Exercise description ▸ Give again, unaltered, the line with "Serialize everything readable" and all lines that follow it in the listing below, minus any pictures.

Supplied material ▸

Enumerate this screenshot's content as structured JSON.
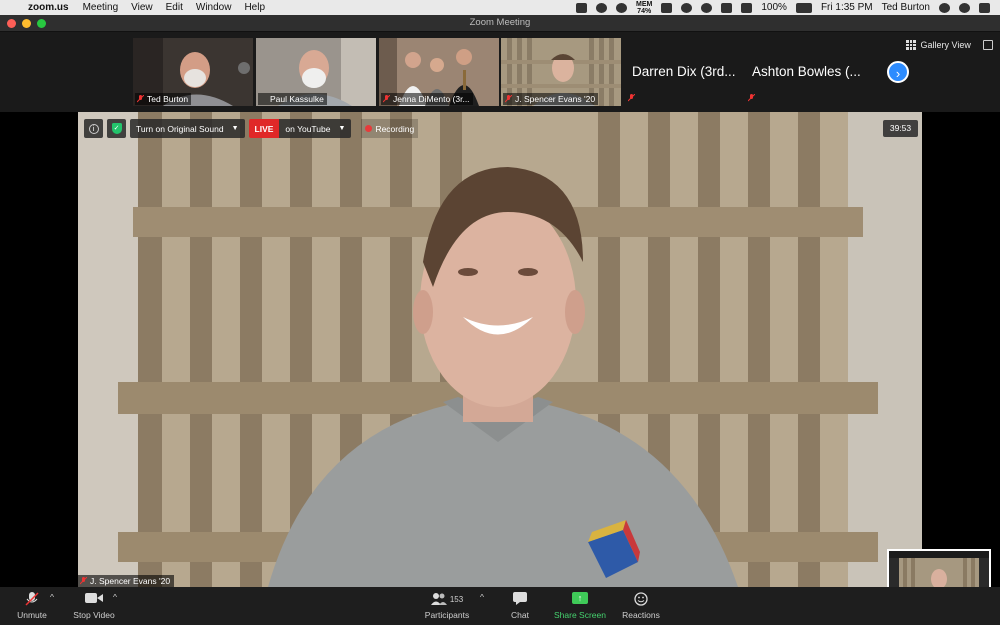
{
  "menubar": {
    "app": "zoom.us",
    "items": [
      "Meeting",
      "View",
      "Edit",
      "Window",
      "Help"
    ],
    "mem_label": "MEM",
    "mem_value": "74%",
    "battery": "100%",
    "clock": "Fri 1:35 PM",
    "user": "Ted Burton"
  },
  "window": {
    "title": "Zoom Meeting"
  },
  "gallery": {
    "view_label": "Gallery View",
    "tiles": [
      {
        "name": "Ted Burton"
      },
      {
        "name": "Paul Kassulke"
      },
      {
        "name": "Jenna DiMento (3r..."
      },
      {
        "name": "J. Spencer Evans '20"
      },
      {
        "name": "Darren Dix (3rd..."
      },
      {
        "name": "Ashton Bowles (..."
      }
    ]
  },
  "stage": {
    "original_sound": "Turn on Original Sound",
    "live_badge": "LIVE",
    "live_target": "on YouTube",
    "recording": "Recording",
    "timer": "39:53",
    "speaker": "J. Spencer Evans '20"
  },
  "toolbar": {
    "unmute": "Unmute",
    "stop_video": "Stop Video",
    "participants": "Participants",
    "participants_count": "153",
    "chat": "Chat",
    "share_screen": "Share Screen",
    "reactions": "Reactions"
  },
  "colors": {
    "accent_blue": "#2d8cff",
    "live_red": "#e02828",
    "share_green": "#3fca58",
    "active_speaker": "#d8d45a"
  }
}
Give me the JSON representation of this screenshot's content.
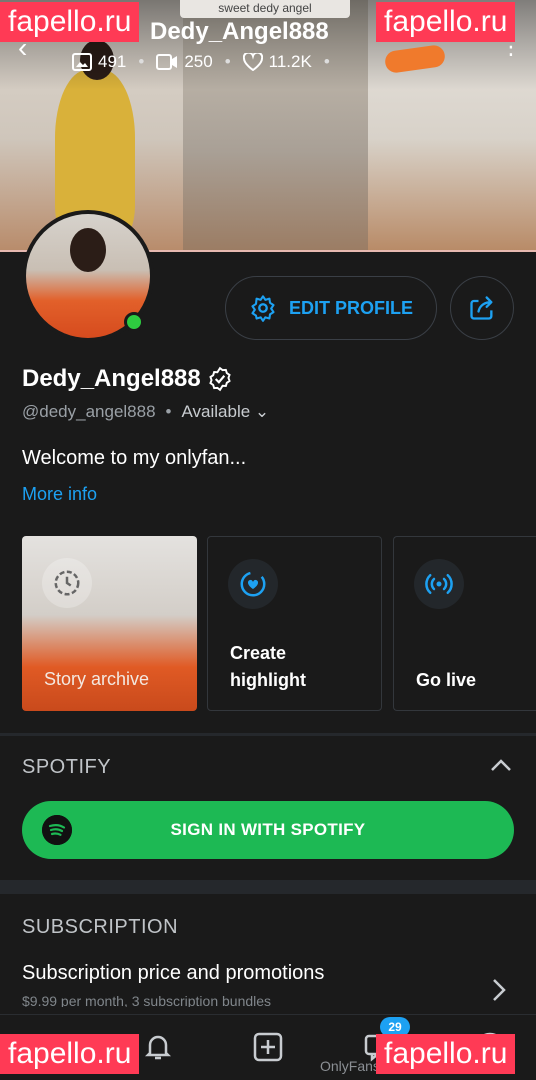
{
  "cover": {
    "caption": "sweet dedy angel",
    "title": "Dedy_Angel888",
    "stats": {
      "photos": "491",
      "videos": "250",
      "likes": "11.2K"
    }
  },
  "watermark": "fapello.ru",
  "profile": {
    "display_name": "Dedy_Angel888",
    "handle": "@dedy_angel888",
    "status": "Available",
    "bio": "Welcome to my onlyfan...",
    "more_info": "More info",
    "edit_button": "EDIT PROFILE"
  },
  "highlights": [
    {
      "label": "Story archive"
    },
    {
      "label": "Create highlight"
    },
    {
      "label": "Go live"
    }
  ],
  "spotify": {
    "section_title": "SPOTIFY",
    "button": "SIGN IN WITH SPOTIFY"
  },
  "subscription": {
    "section_title": "SUBSCRIPTION",
    "item_title": "Subscription price and promotions",
    "item_desc": "$9.99 per month, 3 subscription bundles"
  },
  "nav": {
    "messages_badge": "29"
  },
  "footer": {
    "url": "OnlyFans.com/dedy_angel888"
  },
  "colors": {
    "accent": "#1da1f2",
    "spotify_green": "#1db954",
    "online": "#2ecc40",
    "watermark_bg": "#ff3a55"
  },
  "icons": {
    "back": "arrow-left-icon",
    "photos": "image-icon",
    "videos": "video-icon",
    "likes": "heart-icon",
    "menu": "more-vertical-icon",
    "settings": "gear-icon",
    "share": "share-icon"
  }
}
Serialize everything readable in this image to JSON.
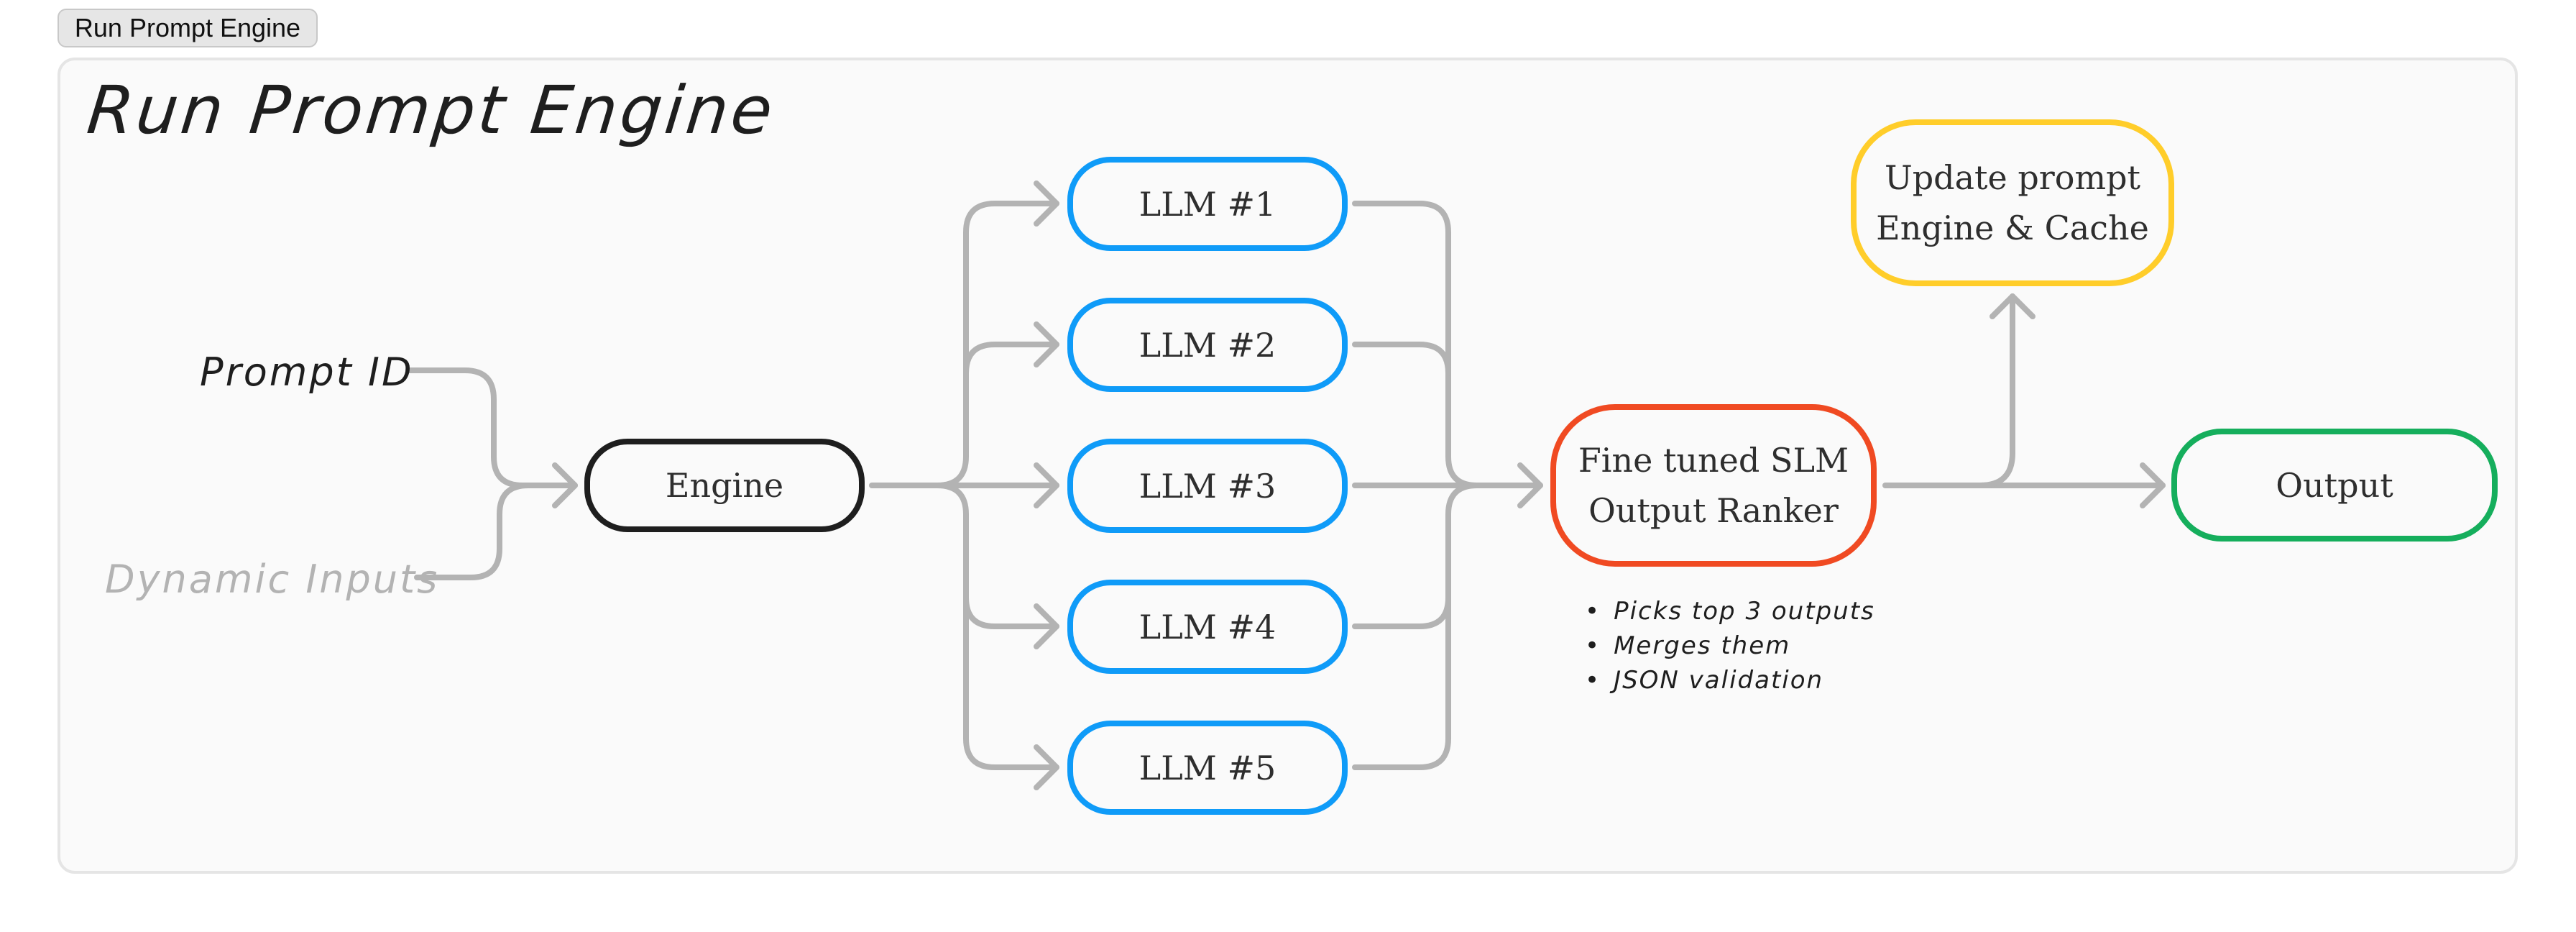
{
  "toolbar": {
    "run_button_label": "Run Prompt Engine"
  },
  "diagram": {
    "title": "Run Prompt Engine",
    "inputs": {
      "prompt_id": "Prompt ID",
      "dynamic_inputs": "Dynamic Inputs"
    },
    "nodes": {
      "engine": "Engine",
      "llms": [
        "LLM #1",
        "LLM #2",
        "LLM #3",
        "LLM #4",
        "LLM #5"
      ],
      "ranker": [
        "Fine tuned SLM",
        "Output Ranker"
      ],
      "update": [
        "Update prompt",
        "Engine & Cache"
      ],
      "output": "Output"
    },
    "ranker_notes": [
      "Picks top 3 outputs",
      "Merges them",
      "JSON validation"
    ],
    "colors": {
      "connector": "#b3b3b3",
      "engine": "#1e1e1e",
      "llm": "#0f9bf8",
      "ranker": "#f04a22",
      "update": "#ffcd2a",
      "output": "#15ae5c",
      "dynamic_inputs_text": "#b3b3b3"
    }
  }
}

Solution to this exercise ▸
Serialize everything readable in this image to JSON.
{
  "toolbar": {
    "run_button_label": "Run Prompt Engine"
  },
  "diagram": {
    "title": "Run Prompt Engine",
    "inputs": {
      "prompt_id": "Prompt ID",
      "dynamic_inputs": "Dynamic Inputs"
    },
    "nodes": {
      "engine": "Engine",
      "llms": [
        "LLM #1",
        "LLM #2",
        "LLM #3",
        "LLM #4",
        "LLM #5"
      ],
      "ranker": [
        "Fine tuned SLM",
        "Output Ranker"
      ],
      "update": [
        "Update prompt",
        "Engine & Cache"
      ],
      "output": "Output"
    },
    "ranker_notes": [
      "Picks top 3 outputs",
      "Merges them",
      "JSON validation"
    ],
    "colors": {
      "connector": "#b3b3b3",
      "engine": "#1e1e1e",
      "llm": "#0f9bf8",
      "ranker": "#f04a22",
      "update": "#ffcd2a",
      "output": "#15ae5c",
      "dynamic_inputs_text": "#b3b3b3"
    }
  }
}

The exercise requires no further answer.